### Objective 1
Repeat the Halloween fundraising page word for word, from "Fancy dress competition" up to and including "on the ghost)".
### Objective 2
Write what comes next in the Halloween fundraising page, continuing after its final line.

### Passage
━━━━━━━━━━━━━━━━
Halloween Fundraising Ideas

Spooktacular Halloween Fundraising Ideas

Have you thought about organising an event for Halloween this year? Now is the time to get your plans underway and we’ve got a few ‘tricks’ up our sleeve to inspire a scarily good time! Halloween, like so many other special events, offers lots of opportunities for fundraising.

In a previous tip we’ve talked about starting the tradition of a Halloween Disco and while disco’s are a great fundraiser any time of the year, Halloween is a pretty legit reason for a bit of fun and fancy dress! So here are some other ideas for you:

Movie night – If the weather is being kind, October is a great time of year for an outdoor movie. If not, indoor can be just as fun AND you can have decorations too! But you will need to make your movie choice child friendly – G or PG (suggestions: Casper, Monster House, Scared Shrekless, Hotel Transylvania, even The Nightmare before Christmas). Charge an entry fee and sell popcorn/hot dogs/drinks/glow sticks and if your venue allows you could charge extra for a ‘gold class’ upgrades to bean bags or comfy chairs with blankets, pillows and maybe even a personal waiter.

Fancy dress competition – It’s Halloween so there WILL be dressing up! You can run this as a side attraction to any event that you’re having – $2 entry fee and a Halloween themed prize for the winner.

Spooky bake sale – Ask your volunteers to bake some scary treats to sell. This is an option that can be incorporated into a bigger event or run on its own.

Monster mash party – This could be a disco or a mini fair with Halloween themed game stalls and we’ve got a whole lot of ideas for games and stalls:

  • apple bobbing
  • Guess how many maggots / eyeballs (replacing your typical lollie jar with maggots, eyeballs or some other scary substitute)
  • Mummy wrap  – using toilet paper to create the best looking mummy
  • pin the wart/hat on the witch (alternatives could be, pin the teeth on the vampire or pin the ‘boo’ on the ghost)
  • Witch’s hat ring toss – use ordinary rings or charge extra for using glow rings
  • Pumpkin bean bag toss – paint a pumpkin on a large piece of cardboard and cut holes for the eyes and mouth. The aim is to get the bean bags through the holes (an alternative could be throwing a spider through the hole in the middle of a web)
  • Water squirt – paint some plastic cups orange and white and decorate them as pumpkins and ghosts. Stack them up and have punters try to knock them down with a water gun
  • Guess the weight of the pumpkin – 50c, $1 or even $2 a guess and closest guess wins a prize.

Raffles – With Halloween themed prizes (of course!)
━━━━━━━━━━━━━━━━
### Data shown
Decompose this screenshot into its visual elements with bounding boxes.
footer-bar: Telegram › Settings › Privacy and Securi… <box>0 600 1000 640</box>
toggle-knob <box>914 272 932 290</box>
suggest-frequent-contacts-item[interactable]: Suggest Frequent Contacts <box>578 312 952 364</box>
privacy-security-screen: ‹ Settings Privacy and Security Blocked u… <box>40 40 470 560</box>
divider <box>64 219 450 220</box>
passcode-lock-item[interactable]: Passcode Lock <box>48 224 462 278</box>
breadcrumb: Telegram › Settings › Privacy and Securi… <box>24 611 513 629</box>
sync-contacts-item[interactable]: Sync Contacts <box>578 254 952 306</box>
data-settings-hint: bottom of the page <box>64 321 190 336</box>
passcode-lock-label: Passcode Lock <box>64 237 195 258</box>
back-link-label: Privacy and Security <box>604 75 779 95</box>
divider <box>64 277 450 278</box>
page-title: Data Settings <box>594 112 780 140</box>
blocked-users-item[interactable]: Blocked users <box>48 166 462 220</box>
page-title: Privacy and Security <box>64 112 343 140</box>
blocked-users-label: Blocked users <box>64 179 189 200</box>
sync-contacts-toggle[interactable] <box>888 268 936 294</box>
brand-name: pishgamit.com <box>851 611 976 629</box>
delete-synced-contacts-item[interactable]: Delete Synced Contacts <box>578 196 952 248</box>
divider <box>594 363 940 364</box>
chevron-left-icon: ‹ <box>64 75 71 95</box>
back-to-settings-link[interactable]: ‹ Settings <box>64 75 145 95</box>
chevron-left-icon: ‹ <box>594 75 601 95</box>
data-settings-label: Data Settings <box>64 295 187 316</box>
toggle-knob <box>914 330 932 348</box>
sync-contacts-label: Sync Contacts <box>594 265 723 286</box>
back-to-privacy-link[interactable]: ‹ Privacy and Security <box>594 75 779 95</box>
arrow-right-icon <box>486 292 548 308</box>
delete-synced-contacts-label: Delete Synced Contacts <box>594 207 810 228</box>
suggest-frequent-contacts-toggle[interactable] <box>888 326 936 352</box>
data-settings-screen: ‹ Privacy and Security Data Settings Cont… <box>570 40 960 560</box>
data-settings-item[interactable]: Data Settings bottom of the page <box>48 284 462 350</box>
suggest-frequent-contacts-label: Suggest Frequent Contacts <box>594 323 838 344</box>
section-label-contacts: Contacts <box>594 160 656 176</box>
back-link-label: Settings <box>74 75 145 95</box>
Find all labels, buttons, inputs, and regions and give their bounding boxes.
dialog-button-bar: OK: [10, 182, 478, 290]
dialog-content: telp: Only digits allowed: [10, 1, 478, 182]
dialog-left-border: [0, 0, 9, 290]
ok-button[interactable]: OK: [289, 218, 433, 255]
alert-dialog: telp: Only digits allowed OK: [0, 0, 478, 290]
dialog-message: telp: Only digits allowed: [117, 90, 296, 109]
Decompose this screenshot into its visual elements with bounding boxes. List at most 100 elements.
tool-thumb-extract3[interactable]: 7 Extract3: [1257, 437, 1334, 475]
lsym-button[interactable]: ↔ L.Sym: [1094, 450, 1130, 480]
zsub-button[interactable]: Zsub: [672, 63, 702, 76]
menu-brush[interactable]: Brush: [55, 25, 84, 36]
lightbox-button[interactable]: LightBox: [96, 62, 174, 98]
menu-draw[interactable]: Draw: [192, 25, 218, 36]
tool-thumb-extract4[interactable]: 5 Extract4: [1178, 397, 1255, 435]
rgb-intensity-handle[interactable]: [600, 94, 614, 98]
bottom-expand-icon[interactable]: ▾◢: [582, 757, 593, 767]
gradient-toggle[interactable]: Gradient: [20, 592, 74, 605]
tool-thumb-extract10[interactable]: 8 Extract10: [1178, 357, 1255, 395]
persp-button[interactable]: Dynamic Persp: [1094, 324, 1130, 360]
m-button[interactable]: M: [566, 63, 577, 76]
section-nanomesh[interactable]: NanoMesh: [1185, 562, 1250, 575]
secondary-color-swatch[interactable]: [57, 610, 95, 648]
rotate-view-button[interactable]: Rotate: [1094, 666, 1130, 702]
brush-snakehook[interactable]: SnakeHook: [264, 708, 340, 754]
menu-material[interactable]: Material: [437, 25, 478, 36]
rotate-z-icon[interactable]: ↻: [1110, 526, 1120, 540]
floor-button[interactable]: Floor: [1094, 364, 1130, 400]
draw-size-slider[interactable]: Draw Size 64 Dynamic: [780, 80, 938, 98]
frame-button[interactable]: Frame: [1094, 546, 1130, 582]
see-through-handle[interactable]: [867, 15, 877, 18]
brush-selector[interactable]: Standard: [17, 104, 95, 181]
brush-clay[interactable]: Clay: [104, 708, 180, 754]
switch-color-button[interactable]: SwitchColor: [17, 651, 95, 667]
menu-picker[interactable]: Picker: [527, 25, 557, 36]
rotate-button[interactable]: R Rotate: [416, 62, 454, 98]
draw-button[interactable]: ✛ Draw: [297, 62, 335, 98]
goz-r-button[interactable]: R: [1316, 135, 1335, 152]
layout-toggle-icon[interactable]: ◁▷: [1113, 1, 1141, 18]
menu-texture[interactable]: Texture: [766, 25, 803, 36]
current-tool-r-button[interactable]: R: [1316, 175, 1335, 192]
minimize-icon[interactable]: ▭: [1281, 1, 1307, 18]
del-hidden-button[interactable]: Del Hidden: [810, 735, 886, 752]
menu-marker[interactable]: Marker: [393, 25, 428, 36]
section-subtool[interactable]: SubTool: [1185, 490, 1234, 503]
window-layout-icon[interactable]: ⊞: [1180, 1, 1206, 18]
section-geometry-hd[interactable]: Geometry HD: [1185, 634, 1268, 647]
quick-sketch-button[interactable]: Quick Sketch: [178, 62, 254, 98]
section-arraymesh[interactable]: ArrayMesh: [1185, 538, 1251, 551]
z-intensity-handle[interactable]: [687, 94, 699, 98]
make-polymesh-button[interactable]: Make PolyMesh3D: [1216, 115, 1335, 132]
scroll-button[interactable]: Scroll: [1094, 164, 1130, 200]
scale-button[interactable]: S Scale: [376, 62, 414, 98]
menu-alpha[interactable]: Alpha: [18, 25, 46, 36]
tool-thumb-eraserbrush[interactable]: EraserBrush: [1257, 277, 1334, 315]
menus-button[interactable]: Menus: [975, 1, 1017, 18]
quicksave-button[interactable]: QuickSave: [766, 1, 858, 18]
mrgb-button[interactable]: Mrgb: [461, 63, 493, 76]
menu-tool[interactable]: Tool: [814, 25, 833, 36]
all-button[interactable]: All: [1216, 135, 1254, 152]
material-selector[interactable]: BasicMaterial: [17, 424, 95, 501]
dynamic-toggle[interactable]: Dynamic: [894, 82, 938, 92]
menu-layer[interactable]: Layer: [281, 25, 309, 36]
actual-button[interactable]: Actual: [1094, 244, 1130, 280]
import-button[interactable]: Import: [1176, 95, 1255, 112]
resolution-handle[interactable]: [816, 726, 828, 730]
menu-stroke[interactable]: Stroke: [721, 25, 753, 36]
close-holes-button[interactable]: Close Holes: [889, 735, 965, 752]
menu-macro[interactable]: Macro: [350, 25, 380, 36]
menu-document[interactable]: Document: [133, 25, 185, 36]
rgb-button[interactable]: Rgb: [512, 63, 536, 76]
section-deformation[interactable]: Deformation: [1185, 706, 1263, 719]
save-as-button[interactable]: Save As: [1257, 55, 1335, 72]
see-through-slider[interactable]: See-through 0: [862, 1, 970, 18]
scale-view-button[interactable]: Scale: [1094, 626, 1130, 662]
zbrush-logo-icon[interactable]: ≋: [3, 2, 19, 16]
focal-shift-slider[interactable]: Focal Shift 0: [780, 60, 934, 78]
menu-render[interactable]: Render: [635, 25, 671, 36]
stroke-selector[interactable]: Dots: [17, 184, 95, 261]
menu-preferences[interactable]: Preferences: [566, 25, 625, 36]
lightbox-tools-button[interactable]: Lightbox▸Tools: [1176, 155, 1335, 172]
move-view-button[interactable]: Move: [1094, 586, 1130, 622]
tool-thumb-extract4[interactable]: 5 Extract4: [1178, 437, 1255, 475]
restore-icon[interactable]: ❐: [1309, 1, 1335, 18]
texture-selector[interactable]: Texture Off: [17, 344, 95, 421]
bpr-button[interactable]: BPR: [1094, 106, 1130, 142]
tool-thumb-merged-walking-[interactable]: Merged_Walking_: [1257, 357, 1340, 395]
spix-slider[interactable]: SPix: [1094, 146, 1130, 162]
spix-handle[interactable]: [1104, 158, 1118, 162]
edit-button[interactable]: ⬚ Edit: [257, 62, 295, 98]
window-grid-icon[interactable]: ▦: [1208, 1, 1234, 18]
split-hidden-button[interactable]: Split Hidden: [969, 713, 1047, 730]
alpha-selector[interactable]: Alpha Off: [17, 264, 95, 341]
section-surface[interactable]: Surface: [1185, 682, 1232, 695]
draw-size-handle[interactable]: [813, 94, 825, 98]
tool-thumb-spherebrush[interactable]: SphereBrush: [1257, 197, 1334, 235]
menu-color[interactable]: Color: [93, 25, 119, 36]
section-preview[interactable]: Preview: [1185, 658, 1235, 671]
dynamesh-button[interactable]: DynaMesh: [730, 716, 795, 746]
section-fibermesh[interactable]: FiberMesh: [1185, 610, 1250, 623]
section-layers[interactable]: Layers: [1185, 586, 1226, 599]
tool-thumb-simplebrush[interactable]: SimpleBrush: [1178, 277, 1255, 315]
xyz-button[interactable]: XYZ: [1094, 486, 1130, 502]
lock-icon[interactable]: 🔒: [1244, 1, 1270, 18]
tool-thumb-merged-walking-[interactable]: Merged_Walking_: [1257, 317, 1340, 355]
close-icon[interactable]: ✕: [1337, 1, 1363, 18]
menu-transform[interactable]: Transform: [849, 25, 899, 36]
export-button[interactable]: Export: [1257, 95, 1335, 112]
━━━━━━━━━━━━━━━━
### Exercise answer 1
Fancy dress competition – It’s Halloween so there WILL be dressing up! You can run this as a side attraction to any event that you’re having – $2 entry fee and a Halloween themed prize for the winner.

Spooky bake sale – Ask your volunteers to bake some scary treats to sell. This is an option that can be incorporated into a bigger event or run on its own.

Monster mash party – This could be a disco or a mini fair with Halloween themed game stalls and we’ve got a whole lot of ideas for games and stalls:

  • apple bobbing
  • Guess how many maggots / eyeballs (replacing your typical lollie jar with maggots, eyeballs or some other scary substitute)
  • Mummy wrap  – using toilet paper to create the best looking mummy
  • pin the wart/hat on the witch (alternatives could be, pin the teeth on the vampire or pin the ‘boo’ on the ghost)

### Exercise answer 2
Halloween bingo – same concept as your typical bingo but with Halloween symbols instead of numbers

Pumpkin bowling – for a twist on 10 pin bowling replace your bowling ball with a nicely rounded pumpkin and your pins can be as simple or decorative as you like. Think soft drink bottles filled with cotton balls and eyes drawn on them to make ‘ghost pins’

Halloween treasure hunt – race to see who can find all the spooky items on your list first

Pumpkin sales – If you live in an area where Halloween celebrations are popular, team up with a wholesaler to supply you with pumpkins at a good price, mark them up and on-sell them to your community. Given the time and resources, you could even sell design stencils (search for ‘printable pumpkin stencils’ on Pinterest) or even pre-carved pumpkins (for a whole lot more!)

Balloon battle – I speak from personal experience when I say this game is really fun! Tie a balloon to everyone’s ankle with a string. Stomp on as many balloons as you can while trying to stop yours being popped. The last man standing is the winner. To Halloween theme it, buy orange and white balloon and with a permanent marker turn them into ghosts and pumpkins.

Pumpkin carving or decorating competition – Make sure you have a great prize and charge an entry fee per pumpkin. You can have different age catergories and even open it up beyond your school or group to the wider community.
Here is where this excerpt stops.